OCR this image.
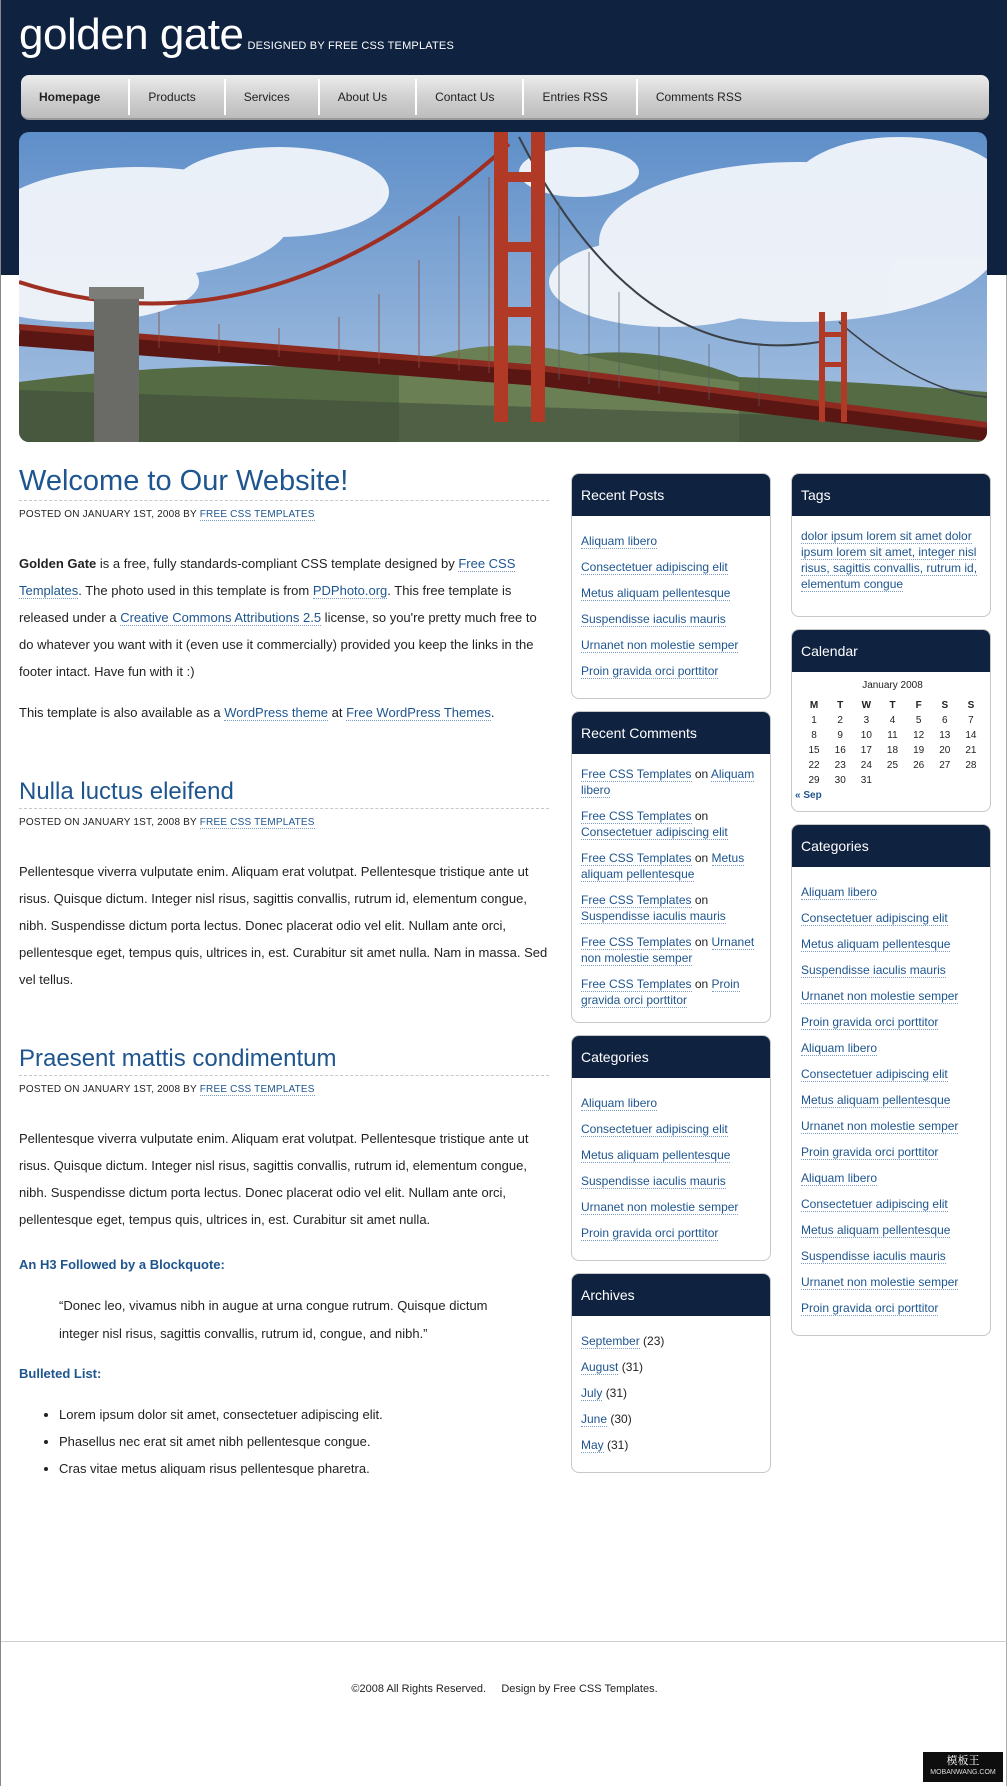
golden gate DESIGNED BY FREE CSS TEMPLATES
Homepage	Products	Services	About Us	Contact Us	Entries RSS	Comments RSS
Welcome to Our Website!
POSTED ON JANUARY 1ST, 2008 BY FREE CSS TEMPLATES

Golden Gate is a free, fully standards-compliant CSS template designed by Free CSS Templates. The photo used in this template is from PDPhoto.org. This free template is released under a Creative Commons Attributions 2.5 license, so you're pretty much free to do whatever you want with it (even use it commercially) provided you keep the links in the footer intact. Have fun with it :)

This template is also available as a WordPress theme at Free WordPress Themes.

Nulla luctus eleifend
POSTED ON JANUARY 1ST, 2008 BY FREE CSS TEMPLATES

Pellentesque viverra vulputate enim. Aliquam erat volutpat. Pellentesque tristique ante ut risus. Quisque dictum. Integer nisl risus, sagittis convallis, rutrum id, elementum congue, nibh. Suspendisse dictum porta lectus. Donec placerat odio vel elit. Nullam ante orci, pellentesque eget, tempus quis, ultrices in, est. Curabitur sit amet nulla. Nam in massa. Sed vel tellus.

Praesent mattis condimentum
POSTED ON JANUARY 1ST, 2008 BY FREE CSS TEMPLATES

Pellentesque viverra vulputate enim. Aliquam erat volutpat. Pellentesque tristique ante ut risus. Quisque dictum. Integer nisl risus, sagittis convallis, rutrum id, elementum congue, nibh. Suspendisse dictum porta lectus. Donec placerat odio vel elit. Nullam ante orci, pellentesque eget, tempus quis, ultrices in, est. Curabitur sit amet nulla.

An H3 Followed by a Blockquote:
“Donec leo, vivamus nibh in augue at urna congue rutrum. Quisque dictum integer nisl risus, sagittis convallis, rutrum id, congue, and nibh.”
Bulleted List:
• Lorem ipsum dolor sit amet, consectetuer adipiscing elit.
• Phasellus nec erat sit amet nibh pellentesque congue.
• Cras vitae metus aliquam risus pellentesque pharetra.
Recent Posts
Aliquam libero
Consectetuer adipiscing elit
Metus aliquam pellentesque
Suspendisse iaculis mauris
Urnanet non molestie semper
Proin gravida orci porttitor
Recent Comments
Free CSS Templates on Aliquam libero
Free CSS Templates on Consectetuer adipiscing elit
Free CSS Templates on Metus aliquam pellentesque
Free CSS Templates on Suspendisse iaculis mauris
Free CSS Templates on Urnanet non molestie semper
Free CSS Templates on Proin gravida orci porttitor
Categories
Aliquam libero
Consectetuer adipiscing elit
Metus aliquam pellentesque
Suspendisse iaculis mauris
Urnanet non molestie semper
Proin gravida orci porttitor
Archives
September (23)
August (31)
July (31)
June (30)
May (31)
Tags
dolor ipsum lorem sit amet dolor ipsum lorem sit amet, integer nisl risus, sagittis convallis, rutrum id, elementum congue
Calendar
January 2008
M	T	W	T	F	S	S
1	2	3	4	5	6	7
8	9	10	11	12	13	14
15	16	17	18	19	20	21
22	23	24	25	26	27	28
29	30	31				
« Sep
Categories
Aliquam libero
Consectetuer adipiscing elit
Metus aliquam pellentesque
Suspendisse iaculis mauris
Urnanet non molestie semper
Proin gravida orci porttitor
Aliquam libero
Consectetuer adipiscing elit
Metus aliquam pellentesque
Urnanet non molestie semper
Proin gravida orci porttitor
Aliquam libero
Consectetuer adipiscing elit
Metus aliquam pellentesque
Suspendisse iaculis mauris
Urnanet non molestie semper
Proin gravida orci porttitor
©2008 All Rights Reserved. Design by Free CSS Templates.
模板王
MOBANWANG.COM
────────────────
GOAL OF THE EXERCISE:
Omit every picture, and otherwise quote the entries exactly.

OUTPUT:
OCR this image.
golden gate DESIGNED BY FREE CSS TEMPLATES
Homepage	Products	Services	About Us	Contact Us	Entries RSS	Comments RSS
Welcome to Our Website!
POSTED ON JANUARY 1ST, 2008 BY FREE CSS TEMPLATES

Golden Gate is a free, fully standards-compliant CSS template designed by Free CSS Templates. The photo used in this template is from PDPhoto.org. This free template is released under a Creative Commons Attributions 2.5 license, so you're pretty much free to do whatever you want with it (even use it commercially) provided you keep the links in the footer intact. Have fun with it :)

This template is also available as a WordPress theme at Free WordPress Themes.

Nulla luctus eleifend
POSTED ON JANUARY 1ST, 2008 BY FREE CSS TEMPLATES

Pellentesque viverra vulputate enim. Aliquam erat volutpat. Pellentesque tristique ante ut risus. Quisque dictum. Integer nisl risus, sagittis convallis, rutrum id, elementum congue, nibh. Suspendisse dictum porta lectus. Donec placerat odio vel elit. Nullam ante orci, pellentesque eget, tempus quis, ultrices in, est. Curabitur sit amet nulla. Nam in massa. Sed vel tellus.

Praesent mattis condimentum
POSTED ON JANUARY 1ST, 2008 BY FREE CSS TEMPLATES

Pellentesque viverra vulputate enim. Aliquam erat volutpat. Pellentesque tristique ante ut risus. Quisque dictum. Integer nisl risus, sagittis convallis, rutrum id, elementum congue, nibh. Suspendisse dictum porta lectus. Donec placerat odio vel elit. Nullam ante orci, pellentesque eget, tempus quis, ultrices in, est. Curabitur sit amet nulla.

An H3 Followed by a Blockquote:
“Donec leo, vivamus nibh in augue at urna congue rutrum. Quisque dictum integer nisl risus, sagittis convallis, rutrum id, congue, and nibh.”
Bulleted List:
• Lorem ipsum dolor sit amet, consectetuer adipiscing elit.
• Phasellus nec erat sit amet nibh pellentesque congue.
• Cras vitae metus aliquam risus pellentesque pharetra.
Recent Posts
Aliquam libero
Consectetuer adipiscing elit
Metus aliquam pellentesque
Suspendisse iaculis mauris
Urnanet non molestie semper
Proin gravida orci porttitor
Recent Comments
Free CSS Templates on Aliquam libero
Free CSS Templates on Consectetuer adipiscing elit
Free CSS Templates on Metus aliquam pellentesque
Free CSS Templates on Suspendisse iaculis mauris
Free CSS Templates on Urnanet non molestie semper
Free CSS Templates on Proin gravida orci porttitor
Categories
Aliquam libero
Consectetuer adipiscing elit
Metus aliquam pellentesque
Suspendisse iaculis mauris
Urnanet non molestie semper
Proin gravida orci porttitor
Archives
September (23)
August (31)
July (31)
June (30)
May (31)
Tags
dolor ipsum lorem sit amet dolor ipsum lorem sit amet, integer nisl risus, sagittis convallis, rutrum id, elementum congue
Calendar
January 2008
M	T	W	T	F	S	S
1	2	3	4	5	6	7
8	9	10	11	12	13	14
15	16	17	18	19	20	21
22	23	24	25	26	27	28
29	30	31				
« Sep
Categories
Aliquam libero
Consectetuer adipiscing elit
Metus aliquam pellentesque
Suspendisse iaculis mauris
Urnanet non molestie semper
Proin gravida orci porttitor
Aliquam libero
Consectetuer adipiscing elit
Metus aliquam pellentesque
Urnanet non molestie semper
Proin gravida orci porttitor
Aliquam libero
Consectetuer adipiscing elit
Metus aliquam pellentesque
Suspendisse iaculis mauris
Urnanet non molestie semper
Proin gravida orci porttitor
©2008 All Rights Reserved. Design by Free CSS Templates.
模板王
MOBANWANG.COM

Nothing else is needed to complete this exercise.